┌─ Data for the task
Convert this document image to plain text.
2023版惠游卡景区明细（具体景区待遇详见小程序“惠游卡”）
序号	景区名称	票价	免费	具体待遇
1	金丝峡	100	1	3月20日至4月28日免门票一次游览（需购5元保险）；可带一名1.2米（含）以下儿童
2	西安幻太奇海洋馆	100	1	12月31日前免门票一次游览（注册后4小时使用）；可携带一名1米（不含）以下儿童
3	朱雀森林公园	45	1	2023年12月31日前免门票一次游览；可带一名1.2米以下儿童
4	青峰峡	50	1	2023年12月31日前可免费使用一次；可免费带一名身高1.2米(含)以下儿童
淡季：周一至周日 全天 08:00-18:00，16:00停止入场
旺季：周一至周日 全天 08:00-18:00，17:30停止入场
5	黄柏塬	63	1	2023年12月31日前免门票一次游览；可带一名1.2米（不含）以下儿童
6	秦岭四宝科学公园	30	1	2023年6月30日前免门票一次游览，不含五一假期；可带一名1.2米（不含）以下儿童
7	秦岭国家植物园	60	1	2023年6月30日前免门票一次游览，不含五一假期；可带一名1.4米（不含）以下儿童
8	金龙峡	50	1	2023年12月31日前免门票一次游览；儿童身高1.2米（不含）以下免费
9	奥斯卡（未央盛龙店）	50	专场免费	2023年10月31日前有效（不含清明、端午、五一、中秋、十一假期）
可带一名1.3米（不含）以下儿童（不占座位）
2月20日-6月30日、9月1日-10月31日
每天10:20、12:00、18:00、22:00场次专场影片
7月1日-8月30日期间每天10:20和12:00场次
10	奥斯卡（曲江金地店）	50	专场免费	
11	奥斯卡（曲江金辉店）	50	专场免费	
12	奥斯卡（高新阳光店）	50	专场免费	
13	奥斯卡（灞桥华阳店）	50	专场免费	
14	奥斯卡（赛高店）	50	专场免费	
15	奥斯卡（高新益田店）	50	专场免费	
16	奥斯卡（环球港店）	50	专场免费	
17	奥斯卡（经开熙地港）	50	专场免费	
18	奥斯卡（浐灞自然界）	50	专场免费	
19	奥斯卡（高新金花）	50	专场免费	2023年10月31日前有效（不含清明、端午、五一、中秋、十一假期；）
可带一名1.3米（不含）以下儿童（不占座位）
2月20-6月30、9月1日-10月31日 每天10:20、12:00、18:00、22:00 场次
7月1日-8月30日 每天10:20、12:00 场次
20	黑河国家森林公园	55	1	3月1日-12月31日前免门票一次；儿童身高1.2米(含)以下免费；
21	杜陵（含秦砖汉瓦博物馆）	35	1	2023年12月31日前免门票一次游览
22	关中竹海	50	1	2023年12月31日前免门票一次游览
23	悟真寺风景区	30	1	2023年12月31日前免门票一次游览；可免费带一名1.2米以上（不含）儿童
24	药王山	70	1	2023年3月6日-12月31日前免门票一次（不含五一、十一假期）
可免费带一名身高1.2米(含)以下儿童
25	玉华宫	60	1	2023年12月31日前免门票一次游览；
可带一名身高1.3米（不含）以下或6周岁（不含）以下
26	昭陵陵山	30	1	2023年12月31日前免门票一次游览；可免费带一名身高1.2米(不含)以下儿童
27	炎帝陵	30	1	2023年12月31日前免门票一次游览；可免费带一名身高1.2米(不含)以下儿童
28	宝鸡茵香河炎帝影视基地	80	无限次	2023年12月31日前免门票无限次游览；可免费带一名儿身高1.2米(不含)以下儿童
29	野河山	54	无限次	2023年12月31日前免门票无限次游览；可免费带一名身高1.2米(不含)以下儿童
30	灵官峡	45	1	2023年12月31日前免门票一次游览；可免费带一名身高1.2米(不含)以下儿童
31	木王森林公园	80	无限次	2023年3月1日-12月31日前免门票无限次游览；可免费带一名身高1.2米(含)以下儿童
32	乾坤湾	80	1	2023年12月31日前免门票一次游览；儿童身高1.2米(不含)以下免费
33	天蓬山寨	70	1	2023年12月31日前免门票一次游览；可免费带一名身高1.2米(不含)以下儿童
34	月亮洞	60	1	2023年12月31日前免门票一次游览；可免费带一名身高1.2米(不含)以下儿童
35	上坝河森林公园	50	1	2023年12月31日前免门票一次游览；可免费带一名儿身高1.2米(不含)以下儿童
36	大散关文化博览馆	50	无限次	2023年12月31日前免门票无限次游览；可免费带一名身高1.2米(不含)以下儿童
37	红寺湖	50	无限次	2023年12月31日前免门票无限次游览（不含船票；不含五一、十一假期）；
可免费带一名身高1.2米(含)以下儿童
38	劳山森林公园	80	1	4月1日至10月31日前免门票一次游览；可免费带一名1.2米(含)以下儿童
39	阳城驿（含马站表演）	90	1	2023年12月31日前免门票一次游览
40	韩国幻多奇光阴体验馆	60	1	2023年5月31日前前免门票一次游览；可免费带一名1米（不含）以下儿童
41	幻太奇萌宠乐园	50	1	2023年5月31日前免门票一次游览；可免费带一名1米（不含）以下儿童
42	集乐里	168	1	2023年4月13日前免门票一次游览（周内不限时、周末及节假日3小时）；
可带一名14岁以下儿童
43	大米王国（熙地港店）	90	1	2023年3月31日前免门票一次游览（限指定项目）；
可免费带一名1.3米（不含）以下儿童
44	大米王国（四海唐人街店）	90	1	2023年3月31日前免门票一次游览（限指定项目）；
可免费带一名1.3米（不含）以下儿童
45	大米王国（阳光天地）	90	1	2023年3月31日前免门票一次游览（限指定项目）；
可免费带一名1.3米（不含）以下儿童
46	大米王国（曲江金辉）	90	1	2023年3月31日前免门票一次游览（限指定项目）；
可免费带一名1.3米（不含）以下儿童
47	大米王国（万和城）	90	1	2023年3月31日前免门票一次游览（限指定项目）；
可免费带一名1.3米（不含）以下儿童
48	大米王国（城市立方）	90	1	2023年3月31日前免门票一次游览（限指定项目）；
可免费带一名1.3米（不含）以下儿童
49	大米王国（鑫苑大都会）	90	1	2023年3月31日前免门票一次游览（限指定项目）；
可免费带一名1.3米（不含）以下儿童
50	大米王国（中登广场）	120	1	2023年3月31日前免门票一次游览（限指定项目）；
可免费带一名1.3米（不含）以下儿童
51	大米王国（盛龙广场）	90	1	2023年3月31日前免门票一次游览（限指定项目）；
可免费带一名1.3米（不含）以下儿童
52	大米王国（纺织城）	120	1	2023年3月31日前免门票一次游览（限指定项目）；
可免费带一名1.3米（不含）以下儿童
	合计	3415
└─
Written task -
Gather all lines where the word "大米王国" appears.

Exercise result -
43	大米王国（熙地港店）	90	1	2023年3月31日前免门票一次游览（限指定项目）；
44	大米王国（四海唐人街店）	90	1	2023年3月31日前免门票一次游览（限指定项目）；
45	大米王国（阳光天地）	90	1	2023年3月31日前免门票一次游览（限指定项目）；
46	大米王国（曲江金辉）	90	1	2023年3月31日前免门票一次游览（限指定项目）；
47	大米王国（万和城）	90	1	2023年3月31日前免门票一次游览（限指定项目）；
48	大米王国（城市立方）	90	1	2023年3月31日前免门票一次游览（限指定项目）；
49	大米王国（鑫苑大都会）	90	1	2023年3月31日前免门票一次游览（限指定项目）；
50	大米王国（中登广场）	120	1	2023年3月31日前免门票一次游览（限指定项目）；
51	大米王国（盛龙广场）	90	1	2023年3月31日前免门票一次游览（限指定项目）；
52	大米王国（纺织城）	120	1	2023年3月31日前免门票一次游览（限指定项目）；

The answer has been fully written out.